[START]

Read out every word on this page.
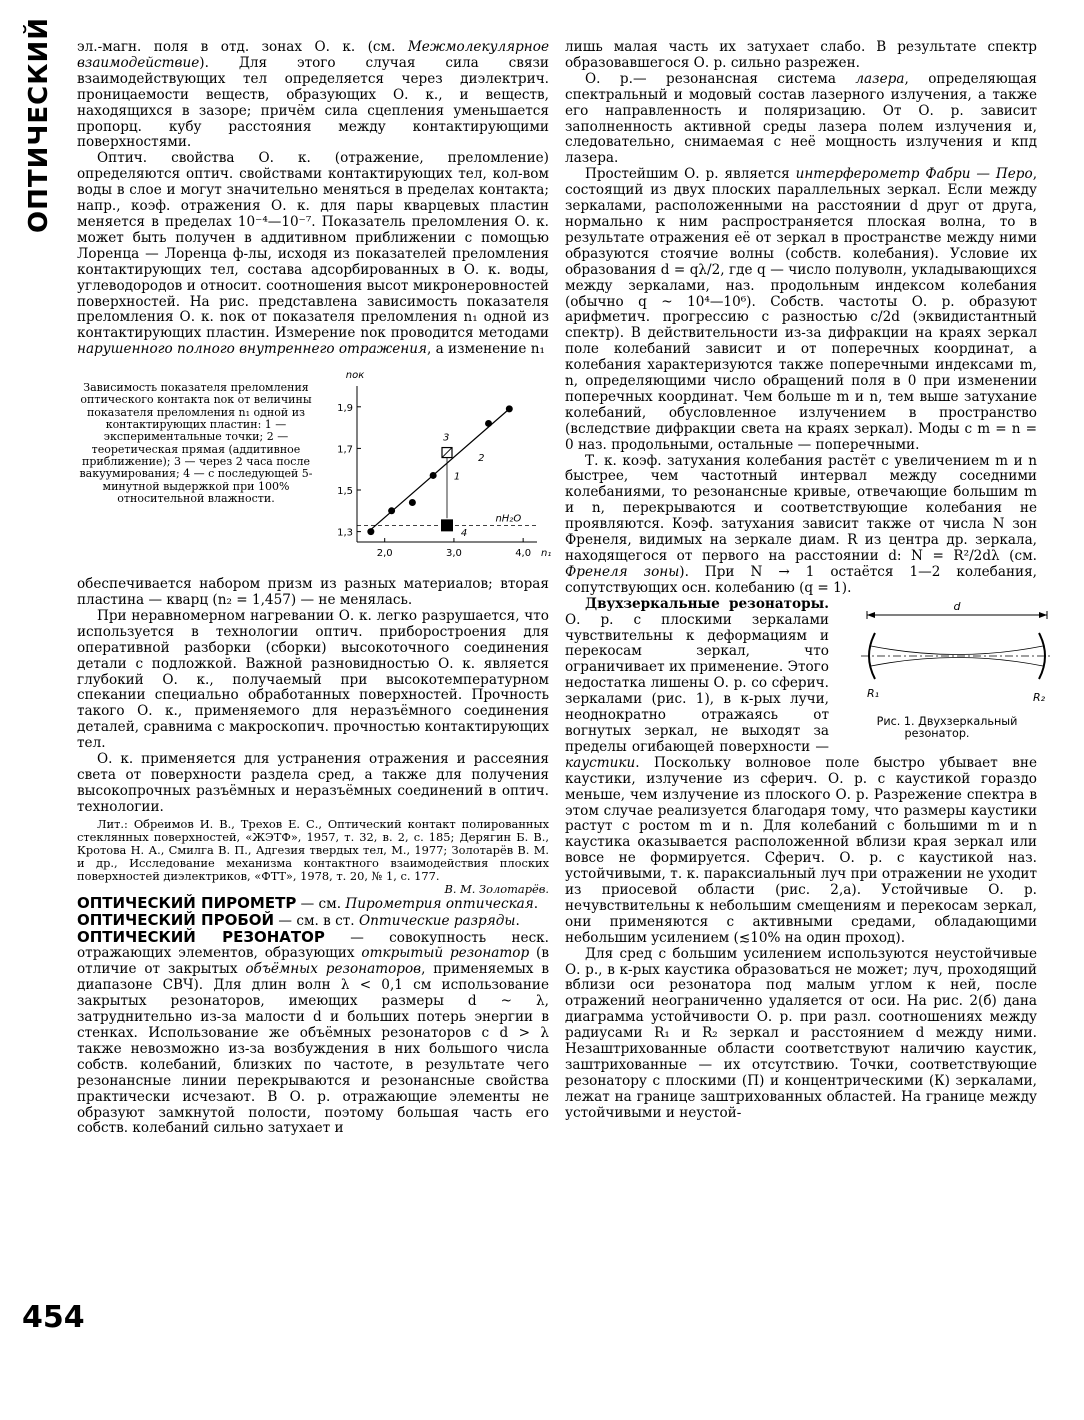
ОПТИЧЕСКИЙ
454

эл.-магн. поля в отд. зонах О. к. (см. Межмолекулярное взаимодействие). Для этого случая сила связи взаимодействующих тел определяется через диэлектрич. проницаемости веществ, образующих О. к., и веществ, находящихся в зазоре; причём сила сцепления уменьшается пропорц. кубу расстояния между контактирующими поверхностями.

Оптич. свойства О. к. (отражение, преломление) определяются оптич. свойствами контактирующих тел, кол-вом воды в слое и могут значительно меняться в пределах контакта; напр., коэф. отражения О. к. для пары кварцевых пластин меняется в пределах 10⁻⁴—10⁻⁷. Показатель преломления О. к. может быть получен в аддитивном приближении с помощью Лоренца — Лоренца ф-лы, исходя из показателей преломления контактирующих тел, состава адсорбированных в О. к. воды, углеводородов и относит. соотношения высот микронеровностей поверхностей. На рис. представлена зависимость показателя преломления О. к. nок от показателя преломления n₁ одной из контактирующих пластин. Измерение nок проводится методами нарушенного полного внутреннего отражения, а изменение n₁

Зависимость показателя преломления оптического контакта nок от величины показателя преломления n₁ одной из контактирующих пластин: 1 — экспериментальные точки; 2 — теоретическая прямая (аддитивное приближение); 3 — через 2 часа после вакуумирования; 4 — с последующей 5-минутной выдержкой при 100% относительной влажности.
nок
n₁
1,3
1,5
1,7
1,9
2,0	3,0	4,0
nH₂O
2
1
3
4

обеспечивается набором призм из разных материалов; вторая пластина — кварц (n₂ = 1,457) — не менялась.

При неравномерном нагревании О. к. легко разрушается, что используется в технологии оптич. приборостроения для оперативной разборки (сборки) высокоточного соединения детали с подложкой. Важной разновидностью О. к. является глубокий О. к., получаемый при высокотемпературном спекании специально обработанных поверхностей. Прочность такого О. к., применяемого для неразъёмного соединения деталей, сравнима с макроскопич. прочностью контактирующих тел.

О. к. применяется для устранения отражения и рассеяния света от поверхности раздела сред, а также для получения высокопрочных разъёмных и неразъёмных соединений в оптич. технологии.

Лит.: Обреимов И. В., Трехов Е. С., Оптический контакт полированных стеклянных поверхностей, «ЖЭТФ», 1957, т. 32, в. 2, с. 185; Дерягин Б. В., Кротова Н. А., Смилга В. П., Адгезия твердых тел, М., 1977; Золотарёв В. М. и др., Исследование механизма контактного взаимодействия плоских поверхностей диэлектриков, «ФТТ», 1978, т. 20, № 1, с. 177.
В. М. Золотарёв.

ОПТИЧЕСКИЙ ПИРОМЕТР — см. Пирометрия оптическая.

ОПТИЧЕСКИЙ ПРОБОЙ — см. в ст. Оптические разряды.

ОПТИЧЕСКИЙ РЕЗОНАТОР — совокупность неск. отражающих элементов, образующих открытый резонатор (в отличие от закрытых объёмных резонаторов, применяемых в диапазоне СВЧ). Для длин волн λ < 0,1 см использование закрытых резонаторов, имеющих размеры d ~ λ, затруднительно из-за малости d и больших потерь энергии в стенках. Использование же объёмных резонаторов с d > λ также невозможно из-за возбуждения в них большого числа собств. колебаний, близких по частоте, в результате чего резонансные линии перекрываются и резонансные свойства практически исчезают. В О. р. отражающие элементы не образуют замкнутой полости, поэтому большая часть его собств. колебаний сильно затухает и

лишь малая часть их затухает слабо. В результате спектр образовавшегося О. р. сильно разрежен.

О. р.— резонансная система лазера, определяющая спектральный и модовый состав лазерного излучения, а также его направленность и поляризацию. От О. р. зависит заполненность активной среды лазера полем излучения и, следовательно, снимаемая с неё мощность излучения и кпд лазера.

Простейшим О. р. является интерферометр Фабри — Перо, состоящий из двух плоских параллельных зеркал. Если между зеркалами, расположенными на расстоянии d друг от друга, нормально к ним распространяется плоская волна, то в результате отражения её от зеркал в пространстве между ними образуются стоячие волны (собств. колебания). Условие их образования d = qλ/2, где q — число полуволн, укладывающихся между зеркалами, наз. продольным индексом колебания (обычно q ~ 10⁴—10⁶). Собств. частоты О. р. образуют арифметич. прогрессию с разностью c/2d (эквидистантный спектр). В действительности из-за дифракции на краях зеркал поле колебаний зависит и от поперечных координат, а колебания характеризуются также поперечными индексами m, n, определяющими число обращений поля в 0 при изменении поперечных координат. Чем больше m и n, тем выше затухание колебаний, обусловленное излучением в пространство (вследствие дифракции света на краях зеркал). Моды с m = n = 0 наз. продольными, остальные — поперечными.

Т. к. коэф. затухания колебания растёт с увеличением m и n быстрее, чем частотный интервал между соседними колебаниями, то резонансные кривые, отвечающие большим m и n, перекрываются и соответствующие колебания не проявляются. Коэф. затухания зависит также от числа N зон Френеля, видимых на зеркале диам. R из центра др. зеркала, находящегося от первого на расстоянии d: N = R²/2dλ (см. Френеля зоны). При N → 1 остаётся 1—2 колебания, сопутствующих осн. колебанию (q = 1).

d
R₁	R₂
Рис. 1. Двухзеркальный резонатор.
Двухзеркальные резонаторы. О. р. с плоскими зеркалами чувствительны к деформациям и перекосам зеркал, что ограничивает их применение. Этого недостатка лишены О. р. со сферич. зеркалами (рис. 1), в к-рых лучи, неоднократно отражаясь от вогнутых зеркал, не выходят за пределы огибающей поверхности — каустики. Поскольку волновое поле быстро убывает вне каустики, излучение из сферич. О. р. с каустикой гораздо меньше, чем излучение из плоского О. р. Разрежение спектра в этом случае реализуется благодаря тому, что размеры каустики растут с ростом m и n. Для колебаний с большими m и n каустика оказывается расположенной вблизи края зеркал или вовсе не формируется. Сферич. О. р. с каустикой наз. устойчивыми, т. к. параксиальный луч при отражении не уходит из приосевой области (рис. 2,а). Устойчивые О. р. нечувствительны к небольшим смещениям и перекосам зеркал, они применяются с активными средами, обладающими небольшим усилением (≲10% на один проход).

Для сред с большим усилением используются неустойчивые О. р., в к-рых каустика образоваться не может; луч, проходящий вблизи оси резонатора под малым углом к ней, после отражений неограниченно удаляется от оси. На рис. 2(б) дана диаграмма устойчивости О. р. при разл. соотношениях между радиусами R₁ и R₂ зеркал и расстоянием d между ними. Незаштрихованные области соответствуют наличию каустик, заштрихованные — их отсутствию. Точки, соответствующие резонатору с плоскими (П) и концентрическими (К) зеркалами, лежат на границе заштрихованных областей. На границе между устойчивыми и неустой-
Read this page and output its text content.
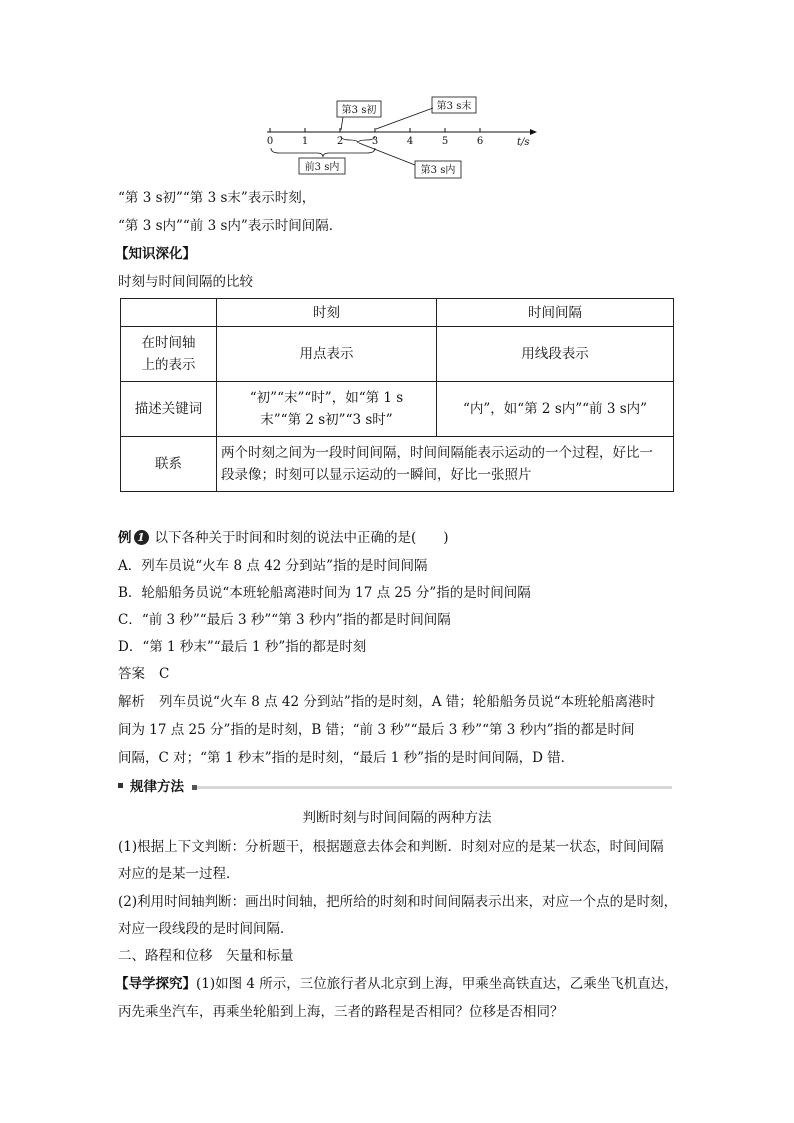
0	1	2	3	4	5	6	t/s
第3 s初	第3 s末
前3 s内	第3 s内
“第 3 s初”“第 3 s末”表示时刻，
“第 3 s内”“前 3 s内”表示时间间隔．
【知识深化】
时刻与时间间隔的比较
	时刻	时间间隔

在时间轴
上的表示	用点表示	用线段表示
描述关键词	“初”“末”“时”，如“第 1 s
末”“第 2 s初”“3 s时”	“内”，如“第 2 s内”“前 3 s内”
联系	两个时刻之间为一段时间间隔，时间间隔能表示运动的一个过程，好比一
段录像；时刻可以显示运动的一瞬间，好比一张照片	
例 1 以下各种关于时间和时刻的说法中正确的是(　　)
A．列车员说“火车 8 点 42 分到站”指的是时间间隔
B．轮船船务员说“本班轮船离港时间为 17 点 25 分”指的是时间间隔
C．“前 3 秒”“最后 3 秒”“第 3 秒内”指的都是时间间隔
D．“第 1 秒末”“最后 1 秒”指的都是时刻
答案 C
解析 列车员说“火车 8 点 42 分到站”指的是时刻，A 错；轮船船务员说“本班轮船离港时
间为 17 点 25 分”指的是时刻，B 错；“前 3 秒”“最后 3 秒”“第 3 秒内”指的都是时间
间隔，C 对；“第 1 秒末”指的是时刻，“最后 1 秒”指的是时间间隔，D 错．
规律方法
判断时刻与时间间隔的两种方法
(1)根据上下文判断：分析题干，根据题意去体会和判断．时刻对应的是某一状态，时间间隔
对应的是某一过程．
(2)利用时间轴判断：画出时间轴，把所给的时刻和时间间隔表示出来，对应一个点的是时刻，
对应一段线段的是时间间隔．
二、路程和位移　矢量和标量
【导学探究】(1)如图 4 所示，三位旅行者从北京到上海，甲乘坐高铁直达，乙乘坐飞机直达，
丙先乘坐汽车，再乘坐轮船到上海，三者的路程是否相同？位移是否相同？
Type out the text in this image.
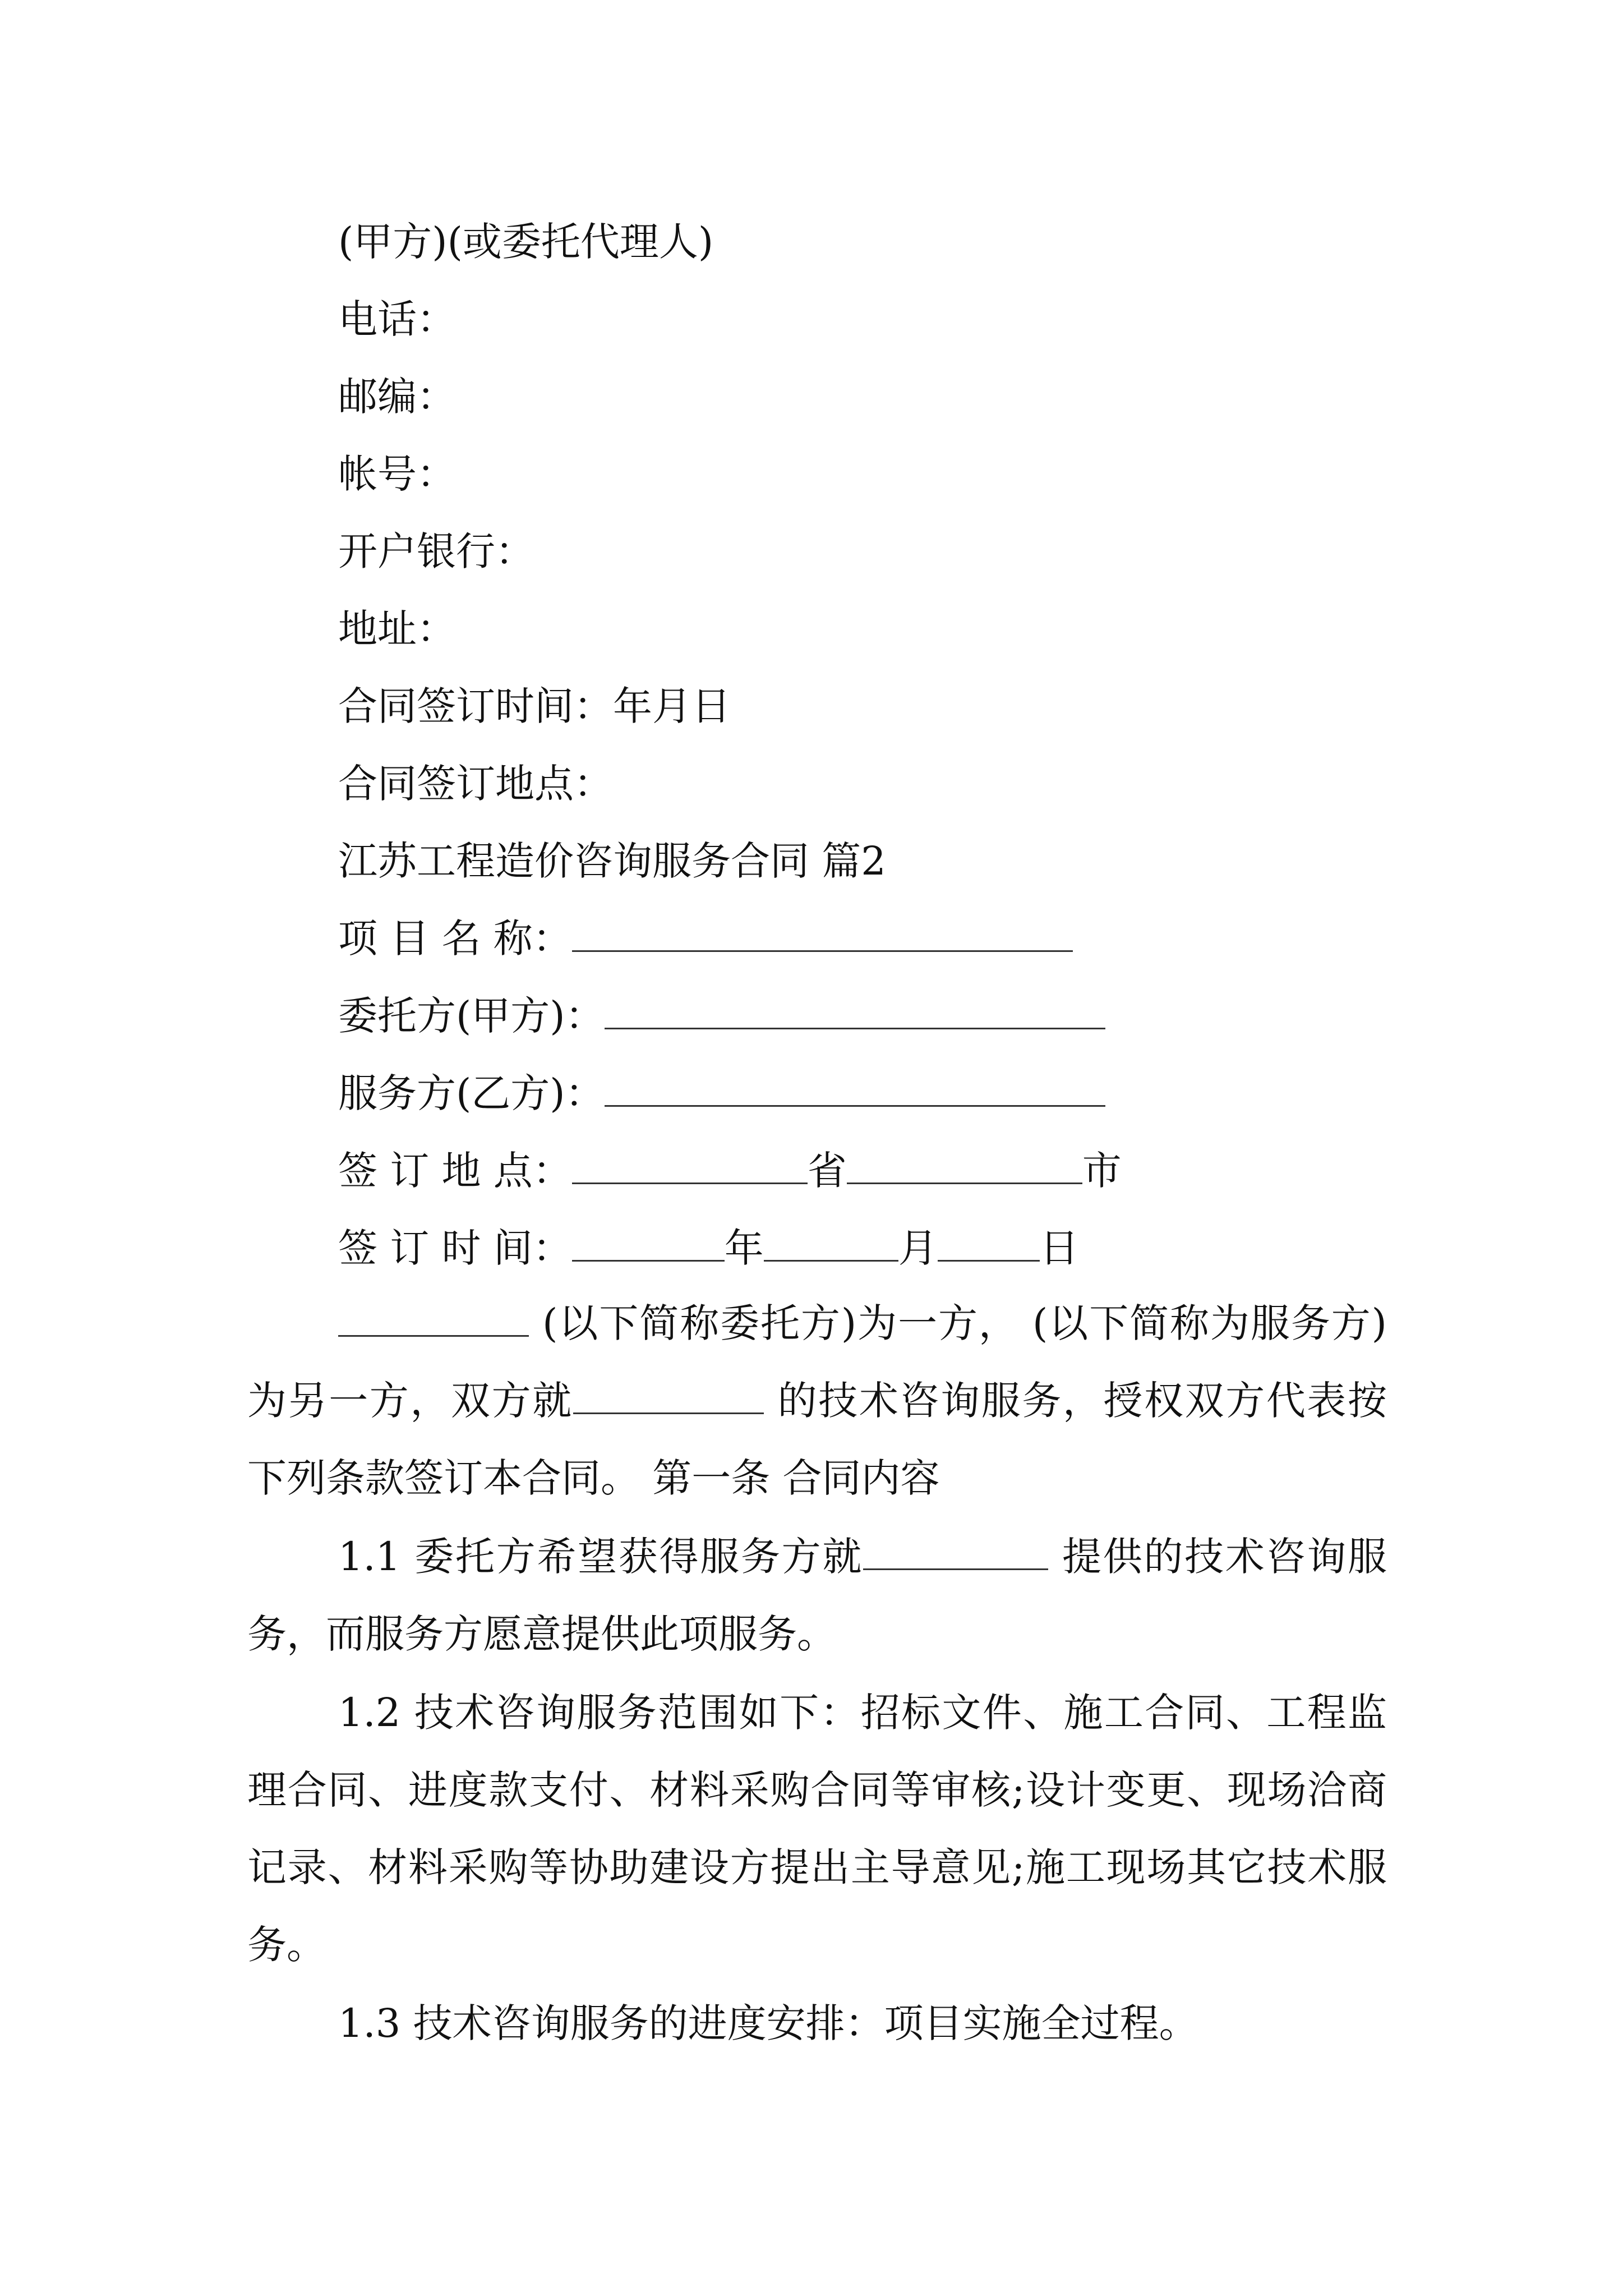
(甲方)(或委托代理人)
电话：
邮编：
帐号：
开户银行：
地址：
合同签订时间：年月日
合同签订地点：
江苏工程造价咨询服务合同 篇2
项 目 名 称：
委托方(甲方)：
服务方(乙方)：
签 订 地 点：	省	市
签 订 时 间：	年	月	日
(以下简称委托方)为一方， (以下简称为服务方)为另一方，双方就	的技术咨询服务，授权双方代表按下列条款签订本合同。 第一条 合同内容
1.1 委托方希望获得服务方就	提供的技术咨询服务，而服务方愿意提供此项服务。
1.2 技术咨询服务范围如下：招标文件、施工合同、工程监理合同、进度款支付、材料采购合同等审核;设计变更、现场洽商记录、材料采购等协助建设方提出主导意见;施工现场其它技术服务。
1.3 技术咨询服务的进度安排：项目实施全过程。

[END]

THE PROBLEM:
Extract all lines from the data in which "指的是时间间隔" is found.

SOLVED EXERCISE:
A．列车员说“火车 8 点 42 分到站”指的是时间间隔
B．轮船船务员说“本班轮船离港时间为 17 点 25 分”指的是时间间隔
间隔，C 对；“第 1 秒末”指的是时刻，“最后 1 秒”指的是时间间隔，D 错．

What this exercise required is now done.